Excerpt provided -

-- -- --

ERASED
Crawford v. Marion County Election Board
553 U.S. 181 (2008) · 2008
The Court upheld voter ID laws — the modern mechanism for erasing legal visibility one voter at a time, under the guise of preventing fraud that barely exists.
“The relevant burdens here are those imposed on eligible voters who lack photo identification.”
The Ruling
6–3: States may require voters to present government-issued photo identification without violating the 14th Amendment.
The Personhood Argument Not Made
Voter ID laws are the surgical instrument of personhood erasure. They do not target 'fraud' — documented cases of in-person voter fraud are statistically negligible. They target the people least likely to possess government ID: the elderly, the poor, minorities, and rural populations. The ID requirement is the modern literacy test — a procedural barrier designed to make certain citizens legally invisible at the precise moment their personhood matters most: when they vote.

-- -- --

What the exercise asks - According to the page on Crawford v. Marion County Election Board, what was the vote split in the ruling? The lines that follow have no connection to the Crawford v. Marion County Election Board page.

Given information -
-- -- --

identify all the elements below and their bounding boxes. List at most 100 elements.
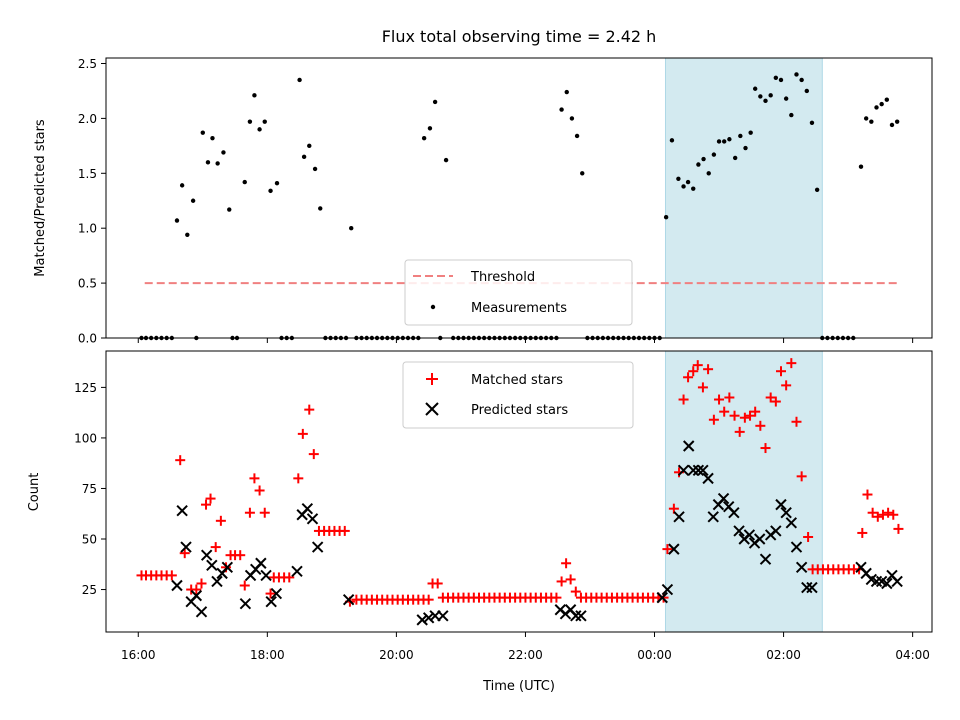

-- -- --

Full response - 6–3